→ **PROBLEM STATEMENT**
Reproduce the entire listing word for word.

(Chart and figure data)
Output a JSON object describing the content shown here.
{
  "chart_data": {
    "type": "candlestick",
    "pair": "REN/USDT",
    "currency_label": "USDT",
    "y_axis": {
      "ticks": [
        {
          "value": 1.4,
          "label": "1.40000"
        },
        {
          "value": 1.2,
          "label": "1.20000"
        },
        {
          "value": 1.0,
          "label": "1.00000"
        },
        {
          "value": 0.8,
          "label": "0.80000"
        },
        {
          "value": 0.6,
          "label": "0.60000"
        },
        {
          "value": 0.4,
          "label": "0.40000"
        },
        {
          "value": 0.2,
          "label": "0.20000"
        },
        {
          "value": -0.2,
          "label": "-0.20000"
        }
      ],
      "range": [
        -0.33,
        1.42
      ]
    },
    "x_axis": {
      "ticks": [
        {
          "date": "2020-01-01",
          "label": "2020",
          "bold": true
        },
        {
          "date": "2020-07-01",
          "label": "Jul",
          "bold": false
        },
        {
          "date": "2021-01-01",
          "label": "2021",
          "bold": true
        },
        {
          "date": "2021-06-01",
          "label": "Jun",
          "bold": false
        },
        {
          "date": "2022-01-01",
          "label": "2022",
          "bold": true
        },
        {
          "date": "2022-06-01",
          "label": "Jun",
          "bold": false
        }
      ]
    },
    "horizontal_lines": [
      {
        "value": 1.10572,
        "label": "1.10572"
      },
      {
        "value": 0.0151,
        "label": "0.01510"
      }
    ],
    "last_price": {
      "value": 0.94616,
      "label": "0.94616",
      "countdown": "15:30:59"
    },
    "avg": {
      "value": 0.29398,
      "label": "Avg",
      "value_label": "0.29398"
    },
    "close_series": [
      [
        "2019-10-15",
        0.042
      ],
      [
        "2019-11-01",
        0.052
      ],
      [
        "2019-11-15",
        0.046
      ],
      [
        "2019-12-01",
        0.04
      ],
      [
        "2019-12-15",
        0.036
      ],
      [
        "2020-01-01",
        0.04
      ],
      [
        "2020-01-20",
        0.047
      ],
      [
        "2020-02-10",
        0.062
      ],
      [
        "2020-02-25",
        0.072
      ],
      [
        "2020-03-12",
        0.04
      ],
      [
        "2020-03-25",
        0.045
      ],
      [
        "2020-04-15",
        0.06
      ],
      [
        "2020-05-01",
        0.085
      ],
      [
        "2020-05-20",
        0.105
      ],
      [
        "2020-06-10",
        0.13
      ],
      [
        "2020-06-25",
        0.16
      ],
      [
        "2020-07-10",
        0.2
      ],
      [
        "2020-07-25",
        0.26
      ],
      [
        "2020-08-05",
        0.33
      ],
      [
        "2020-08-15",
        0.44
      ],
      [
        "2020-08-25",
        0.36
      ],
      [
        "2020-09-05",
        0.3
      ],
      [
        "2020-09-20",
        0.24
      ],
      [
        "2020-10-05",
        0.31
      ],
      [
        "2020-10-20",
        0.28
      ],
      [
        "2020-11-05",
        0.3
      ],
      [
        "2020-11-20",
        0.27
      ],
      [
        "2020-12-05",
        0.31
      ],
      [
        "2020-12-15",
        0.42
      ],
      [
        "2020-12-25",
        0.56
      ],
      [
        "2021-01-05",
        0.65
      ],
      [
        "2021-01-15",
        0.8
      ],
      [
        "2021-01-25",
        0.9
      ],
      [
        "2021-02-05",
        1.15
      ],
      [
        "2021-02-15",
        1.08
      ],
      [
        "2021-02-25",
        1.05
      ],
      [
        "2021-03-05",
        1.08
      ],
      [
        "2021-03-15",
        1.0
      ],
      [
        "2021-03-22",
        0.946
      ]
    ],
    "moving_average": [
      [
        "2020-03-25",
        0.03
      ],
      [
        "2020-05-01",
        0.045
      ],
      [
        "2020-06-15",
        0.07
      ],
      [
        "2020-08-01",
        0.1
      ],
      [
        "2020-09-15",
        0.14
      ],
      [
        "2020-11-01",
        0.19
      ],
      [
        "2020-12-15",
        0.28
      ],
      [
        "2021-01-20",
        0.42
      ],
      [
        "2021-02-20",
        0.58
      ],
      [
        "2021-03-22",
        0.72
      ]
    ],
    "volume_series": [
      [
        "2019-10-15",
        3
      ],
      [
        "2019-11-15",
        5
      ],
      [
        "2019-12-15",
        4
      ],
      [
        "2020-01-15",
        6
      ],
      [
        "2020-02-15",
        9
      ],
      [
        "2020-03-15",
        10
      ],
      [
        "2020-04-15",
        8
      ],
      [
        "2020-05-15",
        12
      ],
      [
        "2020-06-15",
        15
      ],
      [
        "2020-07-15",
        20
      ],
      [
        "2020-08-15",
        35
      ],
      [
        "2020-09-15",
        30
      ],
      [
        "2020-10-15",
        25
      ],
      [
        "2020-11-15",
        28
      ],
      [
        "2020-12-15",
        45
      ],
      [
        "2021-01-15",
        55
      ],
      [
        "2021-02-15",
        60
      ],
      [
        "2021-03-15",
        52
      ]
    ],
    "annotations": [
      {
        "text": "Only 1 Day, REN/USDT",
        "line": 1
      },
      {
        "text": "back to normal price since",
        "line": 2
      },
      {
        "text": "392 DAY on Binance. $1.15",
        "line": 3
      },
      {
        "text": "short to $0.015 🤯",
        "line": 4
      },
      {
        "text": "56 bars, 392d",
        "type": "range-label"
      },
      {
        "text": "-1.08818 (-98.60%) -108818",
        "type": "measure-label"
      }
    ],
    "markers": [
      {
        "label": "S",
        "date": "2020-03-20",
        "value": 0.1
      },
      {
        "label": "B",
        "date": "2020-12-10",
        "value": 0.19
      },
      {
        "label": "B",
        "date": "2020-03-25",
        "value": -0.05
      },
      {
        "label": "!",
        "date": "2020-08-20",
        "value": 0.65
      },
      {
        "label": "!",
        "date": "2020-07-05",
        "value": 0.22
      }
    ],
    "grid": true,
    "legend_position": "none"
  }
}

→ **FULL ANSWER**
Output a JSON object describing the content shown here.
{
  "chart_data": {
    "type": "candlestick",
    "pair": "REN/USDT",
    "currency_label": "USDT",
    "y_axis": {
      "ticks": [
        {
          "value": 1.4,
          "label": "1.40000"
        },
        {
          "value": 1.2,
          "label": "1.20000"
        },
        {
          "value": 1.0,
          "label": "1.00000"
        },
        {
          "value": 0.8,
          "label": "0.80000"
        },
        {
          "value": 0.6,
          "label": "0.60000"
        },
        {
          "value": 0.4,
          "label": "0.40000"
        },
        {
          "value": 0.2,
          "label": "0.20000"
        },
        {
          "value": -0.2,
          "label": "-0.20000"
        }
      ],
      "range": [
        -0.33,
        1.42
      ]
    },
    "x_axis": {
      "ticks": [
        {
          "date": "2020-01-01",
          "label": "2020",
          "bold": true
        },
        {
          "date": "2020-07-01",
          "label": "Jul",
          "bold": false
        },
        {
          "date": "2021-01-01",
          "label": "2021",
          "bold": true
        },
        {
          "date": "2021-06-01",
          "label": "Jun",
          "bold": false
        },
        {
          "date": "2022-01-01",
          "label": "2022",
          "bold": true
        },
        {
          "date": "2022-06-01",
          "label": "Jun",
          "bold": false
        }
      ]
    },
    "horizontal_lines": [
      {
        "value": 1.10572,
        "label": "1.10572"
      },
      {
        "value": 0.0151,
        "label": "0.01510"
      }
    ],
    "last_price": {
      "value": 0.94616,
      "label": "0.94616",
      "countdown": "15:30:59"
    },
    "avg": {
      "value": 0.29398,
      "label": "Avg",
      "value_label": "0.29398"
    },
    "close_series": [
      [
        "2019-10-15",
        0.042
      ],
      [
        "2019-11-01",
        0.052
      ],
      [
        "2019-11-15",
        0.046
      ],
      [
        "2019-12-01",
        0.04
      ],
      [
        "2019-12-15",
        0.036
      ],
      [
        "2020-01-01",
        0.04
      ],
      [
        "2020-01-20",
        0.047
      ],
      [
        "2020-02-10",
        0.062
      ],
      [
        "2020-02-25",
        0.072
      ],
      [
        "2020-03-12",
        0.04
      ],
      [
        "2020-03-25",
        0.045
      ],
      [
        "2020-04-15",
        0.06
      ],
      [
        "2020-05-01",
        0.085
      ],
      [
        "2020-05-20",
        0.105
      ],
      [
        "2020-06-10",
        0.13
      ],
      [
        "2020-06-25",
        0.16
      ],
      [
        "2020-07-10",
        0.2
      ],
      [
        "2020-07-25",
        0.26
      ],
      [
        "2020-08-05",
        0.33
      ],
      [
        "2020-08-15",
        0.44
      ],
      [
        "2020-08-25",
        0.36
      ],
      [
        "2020-09-05",
        0.3
      ],
      [
        "2020-09-20",
        0.24
      ],
      [
        "2020-10-05",
        0.31
      ],
      [
        "2020-10-20",
        0.28
      ],
      [
        "2020-11-05",
        0.3
      ],
      [
        "2020-11-20",
        0.27
      ],
      [
        "2020-12-05",
        0.31
      ],
      [
        "2020-12-15",
        0.42
      ],
      [
        "2020-12-25",
        0.56
      ],
      [
        "2021-01-05",
        0.65
      ],
      [
        "2021-01-15",
        0.8
      ],
      [
        "2021-01-25",
        0.9
      ],
      [
        "2021-02-05",
        1.15
      ],
      [
        "2021-02-15",
        1.08
      ],
      [
        "2021-02-25",
        1.05
      ],
      [
        "2021-03-05",
        1.08
      ],
      [
        "2021-03-15",
        1.0
      ],
      [
        "2021-03-22",
        0.946
      ]
    ],
    "moving_average": [
      [
        "2020-03-25",
        0.03
      ],
      [
        "2020-05-01",
        0.045
      ],
      [
        "2020-06-15",
        0.07
      ],
      [
        "2020-08-01",
        0.1
      ],
      [
        "2020-09-15",
        0.14
      ],
      [
        "2020-11-01",
        0.19
      ],
      [
        "2020-12-15",
        0.28
      ],
      [
        "2021-01-20",
        0.42
      ],
      [
        "2021-02-20",
        0.58
      ],
      [
        "2021-03-22",
        0.72
      ]
    ],
    "volume_series": [
      [
        "2019-10-15",
        3
      ],
      [
        "2019-11-15",
        5
      ],
      [
        "2019-12-15",
        4
      ],
      [
        "2020-01-15",
        6
      ],
      [
        "2020-02-15",
        9
      ],
      [
        "2020-03-15",
        10
      ],
      [
        "2020-04-15",
        8
      ],
      [
        "2020-05-15",
        12
      ],
      [
        "2020-06-15",
        15
      ],
      [
        "2020-07-15",
        20
      ],
      [
        "2020-08-15",
        35
      ],
      [
        "2020-09-15",
        30
      ],
      [
        "2020-10-15",
        25
      ],
      [
        "2020-11-15",
        28
      ],
      [
        "2020-12-15",
        45
      ],
      [
        "2021-01-15",
        55
      ],
      [
        "2021-02-15",
        60
      ],
      [
        "2021-03-15",
        52
      ]
    ],
    "annotations": [
      {
        "text": "Only 1 Day, REN/USDT",
        "line": 1
      },
      {
        "text": "back to normal price since",
        "line": 2
      },
      {
        "text": "392 DAY on Binance. $1.15",
        "line": 3
      },
      {
        "text": "short to $0.015 🤯",
        "line": 4
      },
      {
        "text": "56 bars, 392d",
        "type": "range-label"
      },
      {
        "text": "-1.08818 (-98.60%) -108818",
        "type": "measure-label"
      }
    ],
    "markers": [
      {
        "label": "S",
        "date": "2020-03-20",
        "value": 0.1
      },
      {
        "label": "B",
        "date": "2020-12-10",
        "value": 0.19
      },
      {
        "label": "B",
        "date": "2020-03-25",
        "value": -0.05
      },
      {
        "label": "!",
        "date": "2020-08-20",
        "value": 0.65
      },
      {
        "label": "!",
        "date": "2020-07-05",
        "value": 0.22
      }
    ],
    "grid": true,
    "legend_position": "none"
  }
}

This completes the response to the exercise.